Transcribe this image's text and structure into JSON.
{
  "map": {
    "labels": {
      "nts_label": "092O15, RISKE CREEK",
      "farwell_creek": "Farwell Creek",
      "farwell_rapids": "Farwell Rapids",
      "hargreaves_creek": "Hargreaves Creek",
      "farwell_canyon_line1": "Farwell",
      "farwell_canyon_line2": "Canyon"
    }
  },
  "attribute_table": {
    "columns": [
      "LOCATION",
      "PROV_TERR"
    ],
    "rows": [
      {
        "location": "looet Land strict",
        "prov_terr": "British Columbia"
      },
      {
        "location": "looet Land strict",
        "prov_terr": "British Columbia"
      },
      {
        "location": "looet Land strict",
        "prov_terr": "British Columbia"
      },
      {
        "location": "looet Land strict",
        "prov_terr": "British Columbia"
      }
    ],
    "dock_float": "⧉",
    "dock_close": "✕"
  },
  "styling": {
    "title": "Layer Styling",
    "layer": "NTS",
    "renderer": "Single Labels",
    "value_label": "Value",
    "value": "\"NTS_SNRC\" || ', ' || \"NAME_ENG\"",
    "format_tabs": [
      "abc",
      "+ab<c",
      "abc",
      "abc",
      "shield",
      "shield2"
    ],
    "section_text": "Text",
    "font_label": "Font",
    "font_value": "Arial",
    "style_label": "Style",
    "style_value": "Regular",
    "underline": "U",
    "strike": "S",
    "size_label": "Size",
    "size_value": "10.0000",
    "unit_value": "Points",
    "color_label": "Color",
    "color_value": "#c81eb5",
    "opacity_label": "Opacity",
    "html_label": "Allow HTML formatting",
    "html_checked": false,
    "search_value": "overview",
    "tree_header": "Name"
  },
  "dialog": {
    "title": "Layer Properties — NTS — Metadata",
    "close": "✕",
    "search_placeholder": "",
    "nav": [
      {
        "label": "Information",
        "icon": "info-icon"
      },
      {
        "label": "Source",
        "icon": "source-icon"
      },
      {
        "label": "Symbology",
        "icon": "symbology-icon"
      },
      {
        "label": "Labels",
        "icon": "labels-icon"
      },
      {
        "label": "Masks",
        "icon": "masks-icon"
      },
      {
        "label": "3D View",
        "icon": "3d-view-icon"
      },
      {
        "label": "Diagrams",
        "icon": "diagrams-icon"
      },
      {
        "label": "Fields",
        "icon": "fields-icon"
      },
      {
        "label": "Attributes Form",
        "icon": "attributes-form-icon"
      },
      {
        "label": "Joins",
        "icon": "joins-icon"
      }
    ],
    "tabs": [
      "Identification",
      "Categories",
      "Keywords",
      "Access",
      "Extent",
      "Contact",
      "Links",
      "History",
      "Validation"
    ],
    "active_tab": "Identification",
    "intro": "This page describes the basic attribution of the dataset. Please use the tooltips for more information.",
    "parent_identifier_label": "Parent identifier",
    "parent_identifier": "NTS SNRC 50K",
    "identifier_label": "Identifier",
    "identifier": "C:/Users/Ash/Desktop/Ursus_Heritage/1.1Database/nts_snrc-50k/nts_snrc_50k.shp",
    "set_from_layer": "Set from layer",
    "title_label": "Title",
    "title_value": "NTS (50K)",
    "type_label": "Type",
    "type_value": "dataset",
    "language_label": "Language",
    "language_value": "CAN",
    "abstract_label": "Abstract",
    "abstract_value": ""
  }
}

────────────────────

# Goal of the exercise
Print the whole listing exactly as it is.

# Completed exercise
Transcribe this image's text and structure into JSON.
{
  "map": {
    "labels": {
      "nts_label": "092O15, RISKE CREEK",
      "farwell_creek": "Farwell Creek",
      "farwell_rapids": "Farwell Rapids",
      "hargreaves_creek": "Hargreaves Creek",
      "farwell_canyon_line1": "Farwell",
      "farwell_canyon_line2": "Canyon"
    }
  },
  "attribute_table": {
    "columns": [
      "LOCATION",
      "PROV_TERR"
    ],
    "rows": [
      {
        "location": "looet Land strict",
        "prov_terr": "British Columbia"
      },
      {
        "location": "looet Land strict",
        "prov_terr": "British Columbia"
      },
      {
        "location": "looet Land strict",
        "prov_terr": "British Columbia"
      },
      {
        "location": "looet Land strict",
        "prov_terr": "British Columbia"
      }
    ],
    "dock_float": "⧉",
    "dock_close": "✕"
  },
  "styling": {
    "title": "Layer Styling",
    "layer": "NTS",
    "renderer": "Single Labels",
    "value_label": "Value",
    "value": "\"NTS_SNRC\" || ', ' || \"NAME_ENG\"",
    "format_tabs": [
      "abc",
      "+ab<c",
      "abc",
      "abc",
      "shield",
      "shield2"
    ],
    "section_text": "Text",
    "font_label": "Font",
    "font_value": "Arial",
    "style_label": "Style",
    "style_value": "Regular",
    "underline": "U",
    "strike": "S",
    "size_label": "Size",
    "size_value": "10.0000",
    "unit_value": "Points",
    "color_label": "Color",
    "color_value": "#c81eb5",
    "opacity_label": "Opacity",
    "html_label": "Allow HTML formatting",
    "html_checked": false,
    "search_value": "overview",
    "tree_header": "Name"
  },
  "dialog": {
    "title": "Layer Properties — NTS — Metadata",
    "close": "✕",
    "search_placeholder": "",
    "nav": [
      {
        "label": "Information",
        "icon": "info-icon"
      },
      {
        "label": "Source",
        "icon": "source-icon"
      },
      {
        "label": "Symbology",
        "icon": "symbology-icon"
      },
      {
        "label": "Labels",
        "icon": "labels-icon"
      },
      {
        "label": "Masks",
        "icon": "masks-icon"
      },
      {
        "label": "3D View",
        "icon": "3d-view-icon"
      },
      {
        "label": "Diagrams",
        "icon": "diagrams-icon"
      },
      {
        "label": "Fields",
        "icon": "fields-icon"
      },
      {
        "label": "Attributes Form",
        "icon": "attributes-form-icon"
      },
      {
        "label": "Joins",
        "icon": "joins-icon"
      }
    ],
    "tabs": [
      "Identification",
      "Categories",
      "Keywords",
      "Access",
      "Extent",
      "Contact",
      "Links",
      "History",
      "Validation"
    ],
    "active_tab": "Identification",
    "intro": "This page describes the basic attribution of the dataset. Please use the tooltips for more information.",
    "parent_identifier_label": "Parent identifier",
    "parent_identifier": "NTS SNRC 50K",
    "identifier_label": "Identifier",
    "identifier": "C:/Users/Ash/Desktop/Ursus_Heritage/1.1Database/nts_snrc-50k/nts_snrc_50k.shp",
    "set_from_layer": "Set from layer",
    "title_label": "Title",
    "title_value": "NTS (50K)",
    "type_label": "Type",
    "type_value": "dataset",
    "language_label": "Language",
    "language_value": "CAN",
    "abstract_label": "Abstract",
    "abstract_value": ""
  }
}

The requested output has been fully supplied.